The records below must be retyped exactly.
··· STORED RECORDS ···
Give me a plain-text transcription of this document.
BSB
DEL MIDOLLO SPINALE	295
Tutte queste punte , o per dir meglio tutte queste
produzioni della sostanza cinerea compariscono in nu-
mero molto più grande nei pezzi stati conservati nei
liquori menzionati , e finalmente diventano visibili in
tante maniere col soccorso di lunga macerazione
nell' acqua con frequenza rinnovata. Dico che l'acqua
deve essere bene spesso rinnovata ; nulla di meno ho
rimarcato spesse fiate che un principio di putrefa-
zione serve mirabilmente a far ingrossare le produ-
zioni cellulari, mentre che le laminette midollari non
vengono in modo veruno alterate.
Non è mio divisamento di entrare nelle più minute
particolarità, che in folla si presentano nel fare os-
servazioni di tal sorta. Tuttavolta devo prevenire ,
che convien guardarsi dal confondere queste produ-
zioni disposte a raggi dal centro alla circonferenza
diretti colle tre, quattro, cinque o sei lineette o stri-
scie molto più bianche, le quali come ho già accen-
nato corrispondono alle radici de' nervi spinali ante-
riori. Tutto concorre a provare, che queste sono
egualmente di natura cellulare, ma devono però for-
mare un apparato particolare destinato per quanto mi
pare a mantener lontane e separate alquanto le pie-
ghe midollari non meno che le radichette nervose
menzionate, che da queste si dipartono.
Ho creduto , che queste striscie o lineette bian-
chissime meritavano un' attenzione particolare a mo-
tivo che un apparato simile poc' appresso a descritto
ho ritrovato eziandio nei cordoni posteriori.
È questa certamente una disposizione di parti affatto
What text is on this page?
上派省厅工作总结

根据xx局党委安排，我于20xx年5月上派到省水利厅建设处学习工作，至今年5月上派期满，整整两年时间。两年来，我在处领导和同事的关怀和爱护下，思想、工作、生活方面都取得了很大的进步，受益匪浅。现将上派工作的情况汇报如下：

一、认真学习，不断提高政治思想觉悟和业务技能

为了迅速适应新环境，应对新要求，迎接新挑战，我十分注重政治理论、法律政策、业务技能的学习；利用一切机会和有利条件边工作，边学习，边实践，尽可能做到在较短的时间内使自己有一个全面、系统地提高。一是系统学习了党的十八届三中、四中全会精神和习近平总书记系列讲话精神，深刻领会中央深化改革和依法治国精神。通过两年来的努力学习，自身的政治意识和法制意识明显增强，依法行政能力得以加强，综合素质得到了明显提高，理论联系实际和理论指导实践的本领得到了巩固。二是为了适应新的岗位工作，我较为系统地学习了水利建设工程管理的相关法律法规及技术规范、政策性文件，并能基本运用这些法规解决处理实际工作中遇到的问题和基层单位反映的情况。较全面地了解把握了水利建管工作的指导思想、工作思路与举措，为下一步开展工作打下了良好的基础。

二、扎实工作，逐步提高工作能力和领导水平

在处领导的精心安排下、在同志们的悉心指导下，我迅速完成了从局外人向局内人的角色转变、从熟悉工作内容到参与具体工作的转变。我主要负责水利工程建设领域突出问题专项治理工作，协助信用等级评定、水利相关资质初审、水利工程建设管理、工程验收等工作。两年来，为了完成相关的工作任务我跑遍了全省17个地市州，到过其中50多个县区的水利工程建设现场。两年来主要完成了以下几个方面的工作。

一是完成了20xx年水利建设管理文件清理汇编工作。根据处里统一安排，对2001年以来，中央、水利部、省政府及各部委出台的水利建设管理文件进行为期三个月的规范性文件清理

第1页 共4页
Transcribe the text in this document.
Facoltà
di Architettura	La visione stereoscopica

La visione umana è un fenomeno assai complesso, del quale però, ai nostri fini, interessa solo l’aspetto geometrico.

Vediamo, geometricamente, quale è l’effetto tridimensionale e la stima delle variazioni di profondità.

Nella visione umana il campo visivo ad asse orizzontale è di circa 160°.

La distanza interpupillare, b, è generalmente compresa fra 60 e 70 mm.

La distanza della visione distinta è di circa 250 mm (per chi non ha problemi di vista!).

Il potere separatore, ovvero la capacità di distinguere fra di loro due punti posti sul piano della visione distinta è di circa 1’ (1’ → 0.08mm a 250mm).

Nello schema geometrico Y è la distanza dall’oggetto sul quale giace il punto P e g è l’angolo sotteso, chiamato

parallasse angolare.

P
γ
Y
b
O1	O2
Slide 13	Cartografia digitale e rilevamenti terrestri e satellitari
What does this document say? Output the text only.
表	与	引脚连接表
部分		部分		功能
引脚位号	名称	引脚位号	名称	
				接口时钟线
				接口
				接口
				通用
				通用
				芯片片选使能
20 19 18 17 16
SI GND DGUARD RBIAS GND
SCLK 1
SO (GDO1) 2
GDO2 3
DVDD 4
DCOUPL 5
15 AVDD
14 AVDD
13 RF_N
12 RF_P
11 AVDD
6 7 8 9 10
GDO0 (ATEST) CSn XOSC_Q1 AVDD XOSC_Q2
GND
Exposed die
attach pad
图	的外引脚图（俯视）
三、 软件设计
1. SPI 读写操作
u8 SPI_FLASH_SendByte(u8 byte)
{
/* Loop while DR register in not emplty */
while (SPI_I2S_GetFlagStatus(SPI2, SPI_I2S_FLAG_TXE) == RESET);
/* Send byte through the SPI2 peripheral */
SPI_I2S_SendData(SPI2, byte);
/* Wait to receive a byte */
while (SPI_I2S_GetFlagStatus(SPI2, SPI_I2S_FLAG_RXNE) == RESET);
···
#### WORKED SOLUTION:
Give me a plain-text transcription of this document.
BSB
DEL MIDOLLO SPINALE	295
Tutte queste punte , o per dir meglio tutte queste
produzioni della sostanza cinerea compariscono in nu-
mero molto più grande nei pezzi stati conservati nei
liquori menzionati , e finalmente diventano visibili in
tante maniere col soccorso di lunga macerazione
nell' acqua con frequenza rinnovata. Dico che l'acqua
deve essere bene spesso rinnovata ; nulla di meno ho
rimarcato spesse fiate che un principio di putrefa-
zione serve mirabilmente a far ingrossare le produ-
zioni cellulari, mentre che le laminette midollari non
vengono in modo veruno alterate.
Non è mio divisamento di entrare nelle più minute
particolarità, che in folla si presentano nel fare os-
servazioni di tal sorta. Tuttavolta devo prevenire ,
che convien guardarsi dal confondere queste produ-
zioni disposte a raggi dal centro alla circonferenza
diretti colle tre, quattro, cinque o sei lineette o stri-
scie molto più bianche, le quali come ho già accen-
nato corrispondono alle radici de' nervi spinali ante-
riori. Tutto concorre a provare, che queste sono
egualmente di natura cellulare, ma devono però for-
mare un apparato particolare destinato per quanto mi
pare a mantener lontane e separate alquanto le pie-
ghe midollari non meno che le radichette nervose
menzionate, che da queste si dipartono.
Ho creduto , che queste striscie o lineette bian-
chissime meritavano un' attenzione particolare a mo-
tivo che un apparato simile poc' appresso a descritto
ho ritrovato eziandio nei cordoni posteriori.
È questa certamente una disposizione di parti affatto
What text is on this page?
上派省厅工作总结

根据xx局党委安排，我于20xx年5月上派到省水利厅建设处学习工作，至今年5月上派期满，整整两年时间。两年来，我在处领导和同事的关怀和爱护下，思想、工作、生活方面都取得了很大的进步，受益匪浅。现将上派工作的情况汇报如下：

一、认真学习，不断提高政治思想觉悟和业务技能

为了迅速适应新环境，应对新要求，迎接新挑战，我十分注重政治理论、法律政策、业务技能的学习；利用一切机会和有利条件边工作，边学习，边实践，尽可能做到在较短的时间内使自己有一个全面、系统地提高。一是系统学习了党的十八届三中、四中全会精神和习近平总书记系列讲话精神，深刻领会中央深化改革和依法治国精神。通过两年来的努力学习，自身的政治意识和法制意识明显增强，依法行政能力得以加强，综合素质得到了明显提高，理论联系实际和理论指导实践的本领得到了巩固。二是为了适应新的岗位工作，我较为系统地学习了水利建设工程管理的相关法律法规及技术规范、政策性文件，并能基本运用这些法规解决处理实际工作中遇到的问题和基层单位反映的情况。较全面地了解把握了水利建管工作的指导思想、工作思路与举措，为下一步开展工作打下了良好的基础。

二、扎实工作，逐步提高工作能力和领导水平

在处领导的精心安排下、在同志们的悉心指导下，我迅速完成了从局外人向局内人的角色转变、从熟悉工作内容到参与具体工作的转变。我主要负责水利工程建设领域突出问题专项治理工作，协助信用等级评定、水利相关资质初审、水利工程建设管理、工程验收等工作。两年来，为了完成相关的工作任务我跑遍了全省17个地市州，到过其中50多个县区的水利工程建设现场。两年来主要完成了以下几个方面的工作。

一是完成了20xx年水利建设管理文件清理汇编工作。根据处里统一安排，对2001年以来，中央、水利部、省政府及各部委出台的水利建设管理文件进行为期三个月的规范性文件清理

第1页 共4页
Transcribe the text in this document.
Facoltà
di Architettura	La visione stereoscopica

La visione umana è un fenomeno assai complesso, del quale però, ai nostri fini, interessa solo l’aspetto geometrico.

Vediamo, geometricamente, quale è l’effetto tridimensionale e la stima delle variazioni di profondità.

Nella visione umana il campo visivo ad asse orizzontale è di circa 160°.

La distanza interpupillare, b, è generalmente compresa fra 60 e 70 mm.

La distanza della visione distinta è di circa 250 mm (per chi non ha problemi di vista!).

Il potere separatore, ovvero la capacità di distinguere fra di loro due punti posti sul piano della visione distinta è di circa 1’ (1’ → 0.08mm a 250mm).

Nello schema geometrico Y è la distanza dall’oggetto sul quale giace il punto P e g è l’angolo sotteso, chiamato

parallasse angolare.

P
γ
Y
b
O1	O2
Slide 13	Cartografia digitale e rilevamenti terrestri e satellitari
What does this document say? Output the text only.
表	与	引脚连接表
部分		部分		功能
引脚位号	名称	引脚位号	名称	
				接口时钟线
				接口
				接口
				通用
				通用
				芯片片选使能
20 19 18 17 16
SI GND DGUARD RBIAS GND
SCLK 1
SO (GDO1) 2
GDO2 3
DVDD 4
DCOUPL 5
15 AVDD
14 AVDD
13 RF_N
12 RF_P
11 AVDD
6 7 8 9 10
GDO0 (ATEST) CSn XOSC_Q1 AVDD XOSC_Q2
GND
Exposed die
attach pad
图	的外引脚图（俯视）
三、 软件设计
1. SPI 读写操作
u8 SPI_FLASH_SendByte(u8 byte)
{
/* Loop while DR register in not emplty */
while (SPI_I2S_GetFlagStatus(SPI2, SPI_I2S_FLAG_TXE) == RESET);
/* Send byte through the SPI2 peripheral */
SPI_I2S_SendData(SPI2, byte);
/* Wait to receive a byte */
while (SPI_I2S_GetFlagStatus(SPI2, SPI_I2S_FLAG_RXNE) == RESET);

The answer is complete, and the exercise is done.